--- begin Record set ---
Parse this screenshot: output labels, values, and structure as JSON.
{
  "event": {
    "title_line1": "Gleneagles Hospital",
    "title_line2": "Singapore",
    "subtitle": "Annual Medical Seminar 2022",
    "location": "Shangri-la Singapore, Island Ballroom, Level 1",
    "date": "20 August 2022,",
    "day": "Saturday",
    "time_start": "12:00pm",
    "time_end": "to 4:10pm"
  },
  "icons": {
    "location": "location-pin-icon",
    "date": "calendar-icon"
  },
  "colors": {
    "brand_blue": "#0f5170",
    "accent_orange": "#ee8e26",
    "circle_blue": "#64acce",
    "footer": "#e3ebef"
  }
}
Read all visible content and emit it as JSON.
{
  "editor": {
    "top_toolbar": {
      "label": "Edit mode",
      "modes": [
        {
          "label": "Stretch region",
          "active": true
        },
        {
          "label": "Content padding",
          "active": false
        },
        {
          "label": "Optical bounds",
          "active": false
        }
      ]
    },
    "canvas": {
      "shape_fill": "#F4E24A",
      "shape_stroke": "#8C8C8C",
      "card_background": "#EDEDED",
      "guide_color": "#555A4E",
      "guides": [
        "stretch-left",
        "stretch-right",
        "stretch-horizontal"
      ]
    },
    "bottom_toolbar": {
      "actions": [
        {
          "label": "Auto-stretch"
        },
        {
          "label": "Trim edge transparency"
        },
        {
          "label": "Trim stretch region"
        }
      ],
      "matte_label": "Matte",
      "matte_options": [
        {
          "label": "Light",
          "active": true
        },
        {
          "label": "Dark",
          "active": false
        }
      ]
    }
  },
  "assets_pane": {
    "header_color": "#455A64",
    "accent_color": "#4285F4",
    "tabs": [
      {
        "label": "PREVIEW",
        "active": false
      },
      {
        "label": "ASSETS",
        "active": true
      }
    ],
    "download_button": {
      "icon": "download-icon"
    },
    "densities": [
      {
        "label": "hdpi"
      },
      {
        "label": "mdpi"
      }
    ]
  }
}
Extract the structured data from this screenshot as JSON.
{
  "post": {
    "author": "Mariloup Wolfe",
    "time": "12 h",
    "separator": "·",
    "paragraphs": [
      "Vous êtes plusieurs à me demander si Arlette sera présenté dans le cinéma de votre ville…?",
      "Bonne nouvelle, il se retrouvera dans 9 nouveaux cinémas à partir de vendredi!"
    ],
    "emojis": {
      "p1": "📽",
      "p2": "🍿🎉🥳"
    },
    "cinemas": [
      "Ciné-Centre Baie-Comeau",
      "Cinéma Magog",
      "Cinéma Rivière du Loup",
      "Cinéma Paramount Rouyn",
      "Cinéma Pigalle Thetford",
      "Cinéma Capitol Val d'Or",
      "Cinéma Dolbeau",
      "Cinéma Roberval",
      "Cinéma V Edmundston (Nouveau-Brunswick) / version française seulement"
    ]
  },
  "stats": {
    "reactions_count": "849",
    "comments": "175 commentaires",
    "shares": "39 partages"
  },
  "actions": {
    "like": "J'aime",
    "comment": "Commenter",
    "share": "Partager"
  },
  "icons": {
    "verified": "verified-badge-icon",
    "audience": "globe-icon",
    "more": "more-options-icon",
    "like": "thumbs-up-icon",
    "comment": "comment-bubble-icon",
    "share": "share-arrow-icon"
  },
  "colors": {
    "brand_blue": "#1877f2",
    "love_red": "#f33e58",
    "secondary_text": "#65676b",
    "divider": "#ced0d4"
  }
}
--- end Record set ---
**Problem to solve**
Whichever lines contain the string "this", select and copy them.

**Reply**
Parse this screenshot: output labels, values, and structure as JSON.
Extract the structured data from this screenshot as JSON.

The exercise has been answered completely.